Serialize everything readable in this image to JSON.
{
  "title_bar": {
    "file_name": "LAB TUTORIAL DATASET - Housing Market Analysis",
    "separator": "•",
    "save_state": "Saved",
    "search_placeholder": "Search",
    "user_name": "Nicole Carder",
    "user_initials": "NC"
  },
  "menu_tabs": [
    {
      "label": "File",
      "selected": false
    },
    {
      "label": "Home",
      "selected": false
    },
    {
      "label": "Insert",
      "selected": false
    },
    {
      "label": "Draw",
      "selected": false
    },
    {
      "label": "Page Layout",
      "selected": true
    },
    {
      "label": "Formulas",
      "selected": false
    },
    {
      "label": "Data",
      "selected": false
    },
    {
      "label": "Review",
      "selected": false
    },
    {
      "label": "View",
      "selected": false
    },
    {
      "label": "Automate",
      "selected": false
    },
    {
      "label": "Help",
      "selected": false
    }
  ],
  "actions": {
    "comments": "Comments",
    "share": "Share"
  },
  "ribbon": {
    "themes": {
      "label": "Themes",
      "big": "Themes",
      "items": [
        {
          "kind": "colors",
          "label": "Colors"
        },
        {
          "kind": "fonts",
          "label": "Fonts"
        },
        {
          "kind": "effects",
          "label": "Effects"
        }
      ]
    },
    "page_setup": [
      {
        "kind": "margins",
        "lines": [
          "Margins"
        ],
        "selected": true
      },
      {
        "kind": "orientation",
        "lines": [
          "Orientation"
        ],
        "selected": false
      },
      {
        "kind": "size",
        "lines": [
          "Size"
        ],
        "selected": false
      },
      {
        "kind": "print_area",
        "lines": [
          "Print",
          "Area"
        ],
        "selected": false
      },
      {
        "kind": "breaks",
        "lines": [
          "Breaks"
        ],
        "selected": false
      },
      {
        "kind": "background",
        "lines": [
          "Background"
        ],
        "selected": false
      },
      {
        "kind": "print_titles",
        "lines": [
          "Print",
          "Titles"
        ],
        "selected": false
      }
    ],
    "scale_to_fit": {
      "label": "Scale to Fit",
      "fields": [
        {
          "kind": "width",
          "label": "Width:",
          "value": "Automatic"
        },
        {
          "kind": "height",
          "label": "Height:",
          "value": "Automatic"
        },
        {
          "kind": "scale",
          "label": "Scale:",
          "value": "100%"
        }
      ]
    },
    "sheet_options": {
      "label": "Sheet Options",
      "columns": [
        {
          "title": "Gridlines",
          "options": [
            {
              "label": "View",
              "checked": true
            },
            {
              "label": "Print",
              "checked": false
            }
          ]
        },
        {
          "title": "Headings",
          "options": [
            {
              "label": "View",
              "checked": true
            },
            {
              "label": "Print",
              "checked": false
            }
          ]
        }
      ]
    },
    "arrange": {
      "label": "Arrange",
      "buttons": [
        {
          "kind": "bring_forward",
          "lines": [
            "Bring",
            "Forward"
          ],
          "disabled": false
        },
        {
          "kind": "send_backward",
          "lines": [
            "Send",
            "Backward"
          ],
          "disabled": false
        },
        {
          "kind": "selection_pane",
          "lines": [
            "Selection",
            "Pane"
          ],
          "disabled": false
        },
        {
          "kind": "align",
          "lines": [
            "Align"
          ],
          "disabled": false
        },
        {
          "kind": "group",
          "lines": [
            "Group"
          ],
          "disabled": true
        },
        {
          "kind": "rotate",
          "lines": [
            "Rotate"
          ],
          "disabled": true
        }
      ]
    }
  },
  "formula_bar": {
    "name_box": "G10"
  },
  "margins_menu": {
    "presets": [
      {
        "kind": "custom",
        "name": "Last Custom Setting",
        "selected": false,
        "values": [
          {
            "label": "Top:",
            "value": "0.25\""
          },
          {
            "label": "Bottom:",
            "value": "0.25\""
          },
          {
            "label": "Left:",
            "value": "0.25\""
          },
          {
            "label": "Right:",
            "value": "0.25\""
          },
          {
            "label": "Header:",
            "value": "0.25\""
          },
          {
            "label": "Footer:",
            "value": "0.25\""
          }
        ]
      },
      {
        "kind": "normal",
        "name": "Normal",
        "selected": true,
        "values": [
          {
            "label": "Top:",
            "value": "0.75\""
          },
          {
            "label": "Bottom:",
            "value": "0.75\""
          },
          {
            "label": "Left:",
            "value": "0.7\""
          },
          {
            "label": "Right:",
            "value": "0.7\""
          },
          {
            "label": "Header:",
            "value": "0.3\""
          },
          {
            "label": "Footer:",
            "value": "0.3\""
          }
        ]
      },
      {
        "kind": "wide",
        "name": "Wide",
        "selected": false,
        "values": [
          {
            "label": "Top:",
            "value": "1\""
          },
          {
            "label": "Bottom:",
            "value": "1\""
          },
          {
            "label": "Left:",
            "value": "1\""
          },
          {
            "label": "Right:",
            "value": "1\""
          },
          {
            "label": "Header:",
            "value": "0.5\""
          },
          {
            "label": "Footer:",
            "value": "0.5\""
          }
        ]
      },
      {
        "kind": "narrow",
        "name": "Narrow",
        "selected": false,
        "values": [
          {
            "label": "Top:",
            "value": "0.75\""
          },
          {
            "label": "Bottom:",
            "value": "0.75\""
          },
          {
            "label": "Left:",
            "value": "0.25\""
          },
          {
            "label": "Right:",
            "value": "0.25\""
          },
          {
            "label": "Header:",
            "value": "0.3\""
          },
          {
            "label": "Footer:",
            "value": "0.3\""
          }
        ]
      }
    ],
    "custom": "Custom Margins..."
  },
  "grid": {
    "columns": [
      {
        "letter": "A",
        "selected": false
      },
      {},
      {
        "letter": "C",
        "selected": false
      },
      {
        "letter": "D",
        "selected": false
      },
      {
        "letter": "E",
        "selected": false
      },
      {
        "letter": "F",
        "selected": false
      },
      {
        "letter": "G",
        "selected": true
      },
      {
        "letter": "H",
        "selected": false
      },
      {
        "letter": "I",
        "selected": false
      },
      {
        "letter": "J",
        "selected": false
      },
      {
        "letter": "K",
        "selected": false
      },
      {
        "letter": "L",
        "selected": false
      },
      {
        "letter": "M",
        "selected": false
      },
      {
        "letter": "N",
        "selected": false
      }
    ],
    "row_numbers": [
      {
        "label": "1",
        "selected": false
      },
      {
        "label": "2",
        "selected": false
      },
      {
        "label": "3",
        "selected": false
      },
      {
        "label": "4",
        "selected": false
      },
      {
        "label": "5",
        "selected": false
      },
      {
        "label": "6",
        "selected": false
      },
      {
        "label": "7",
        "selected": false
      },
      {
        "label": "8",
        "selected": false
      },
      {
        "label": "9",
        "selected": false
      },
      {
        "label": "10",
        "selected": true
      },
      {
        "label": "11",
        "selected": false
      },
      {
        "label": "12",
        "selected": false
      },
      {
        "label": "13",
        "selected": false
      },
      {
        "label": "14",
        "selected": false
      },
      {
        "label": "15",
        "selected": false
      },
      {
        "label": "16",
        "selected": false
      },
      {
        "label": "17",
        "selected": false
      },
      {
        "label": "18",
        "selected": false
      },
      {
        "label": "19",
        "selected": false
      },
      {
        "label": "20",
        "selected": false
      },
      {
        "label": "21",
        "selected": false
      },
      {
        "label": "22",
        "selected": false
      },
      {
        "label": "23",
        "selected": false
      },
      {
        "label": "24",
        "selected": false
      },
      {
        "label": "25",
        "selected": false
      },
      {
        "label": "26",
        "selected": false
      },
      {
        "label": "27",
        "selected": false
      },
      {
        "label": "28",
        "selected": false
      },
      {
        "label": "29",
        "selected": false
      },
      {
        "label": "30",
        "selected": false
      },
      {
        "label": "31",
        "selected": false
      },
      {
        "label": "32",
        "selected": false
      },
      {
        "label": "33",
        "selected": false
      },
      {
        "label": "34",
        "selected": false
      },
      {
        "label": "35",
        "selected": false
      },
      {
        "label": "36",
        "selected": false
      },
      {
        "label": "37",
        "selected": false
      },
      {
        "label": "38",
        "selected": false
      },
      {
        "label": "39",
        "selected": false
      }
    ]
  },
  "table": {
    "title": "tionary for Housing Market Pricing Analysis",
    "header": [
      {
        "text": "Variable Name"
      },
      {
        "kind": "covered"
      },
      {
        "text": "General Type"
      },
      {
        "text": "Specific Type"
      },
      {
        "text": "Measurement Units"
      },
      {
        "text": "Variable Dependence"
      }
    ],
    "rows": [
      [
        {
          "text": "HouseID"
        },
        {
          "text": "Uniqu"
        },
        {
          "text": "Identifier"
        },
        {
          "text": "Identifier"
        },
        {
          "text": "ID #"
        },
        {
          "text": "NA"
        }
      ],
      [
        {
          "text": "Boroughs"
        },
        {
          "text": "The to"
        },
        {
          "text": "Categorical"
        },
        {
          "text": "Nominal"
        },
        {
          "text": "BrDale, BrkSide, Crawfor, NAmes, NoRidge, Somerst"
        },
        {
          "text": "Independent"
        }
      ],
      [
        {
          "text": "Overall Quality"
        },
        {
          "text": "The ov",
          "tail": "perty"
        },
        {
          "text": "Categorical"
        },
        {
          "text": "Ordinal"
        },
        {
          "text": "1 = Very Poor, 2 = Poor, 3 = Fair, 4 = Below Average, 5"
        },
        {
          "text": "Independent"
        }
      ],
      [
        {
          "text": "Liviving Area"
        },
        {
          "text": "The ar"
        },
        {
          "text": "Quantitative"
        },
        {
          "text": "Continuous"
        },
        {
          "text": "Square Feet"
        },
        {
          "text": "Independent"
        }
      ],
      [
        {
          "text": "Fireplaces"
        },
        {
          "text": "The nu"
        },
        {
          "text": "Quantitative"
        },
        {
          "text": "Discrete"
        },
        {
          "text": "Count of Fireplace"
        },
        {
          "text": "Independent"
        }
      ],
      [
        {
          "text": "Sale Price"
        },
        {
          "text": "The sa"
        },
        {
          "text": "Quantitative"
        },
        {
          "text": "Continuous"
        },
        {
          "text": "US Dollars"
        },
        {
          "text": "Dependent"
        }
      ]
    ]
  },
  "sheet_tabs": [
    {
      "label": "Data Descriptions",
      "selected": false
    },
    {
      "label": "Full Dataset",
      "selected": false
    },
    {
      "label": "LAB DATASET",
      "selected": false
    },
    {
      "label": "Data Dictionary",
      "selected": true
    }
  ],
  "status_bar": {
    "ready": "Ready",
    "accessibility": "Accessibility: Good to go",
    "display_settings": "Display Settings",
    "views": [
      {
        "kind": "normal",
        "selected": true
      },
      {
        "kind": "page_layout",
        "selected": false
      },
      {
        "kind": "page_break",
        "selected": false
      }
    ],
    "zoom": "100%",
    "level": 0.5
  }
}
===============
__Description of the task__.
Copy and report every line where the word "Housing" is present.

__Result for this task__.
    "file_name": "LAB TUTORIAL DATASET - Housing Market Analysis",
    "title": "tionary for Housing Market Pricing Analysis",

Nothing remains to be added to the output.